Records to process:
* begin *
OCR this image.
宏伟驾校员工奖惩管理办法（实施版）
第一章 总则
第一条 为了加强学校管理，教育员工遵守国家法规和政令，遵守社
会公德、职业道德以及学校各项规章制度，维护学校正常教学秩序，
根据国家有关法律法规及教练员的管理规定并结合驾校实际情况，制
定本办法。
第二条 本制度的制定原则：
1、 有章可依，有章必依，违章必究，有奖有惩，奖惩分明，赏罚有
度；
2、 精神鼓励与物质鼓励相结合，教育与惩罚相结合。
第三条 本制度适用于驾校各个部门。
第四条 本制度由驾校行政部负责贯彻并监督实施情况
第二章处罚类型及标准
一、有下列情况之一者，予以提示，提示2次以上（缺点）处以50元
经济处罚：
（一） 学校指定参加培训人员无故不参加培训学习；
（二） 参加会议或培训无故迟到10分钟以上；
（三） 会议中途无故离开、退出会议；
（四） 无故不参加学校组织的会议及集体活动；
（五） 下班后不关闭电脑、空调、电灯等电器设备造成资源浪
* end *
Short problem: Reproduce the full listing above, character for character.

Problem solution:
OCR this image.
宏伟驾校员工奖惩管理办法（实施版）
第一章 总则
第一条 为了加强学校管理，教育员工遵守国家法规和政令，遵守社
会公德、职业道德以及学校各项规章制度，维护学校正常教学秩序，
根据国家有关法律法规及教练员的管理规定并结合驾校实际情况，制
定本办法。
第二条 本制度的制定原则：
1、 有章可依，有章必依，违章必究，有奖有惩，奖惩分明，赏罚有
度；
2、 精神鼓励与物质鼓励相结合，教育与惩罚相结合。
第三条 本制度适用于驾校各个部门。
第四条 本制度由驾校行政部负责贯彻并监督实施情况
第二章处罚类型及标准
一、有下列情况之一者，予以提示，提示2次以上（缺点）处以50元
经济处罚：
（一） 学校指定参加培训人员无故不参加培训学习；
（二） 参加会议或培训无故迟到10分钟以上；
（三） 会议中途无故离开、退出会议；
（四） 无故不参加学校组织的会议及集体活动；
（五） 下班后不关闭电脑、空调、电灯等电器设备造成资源浪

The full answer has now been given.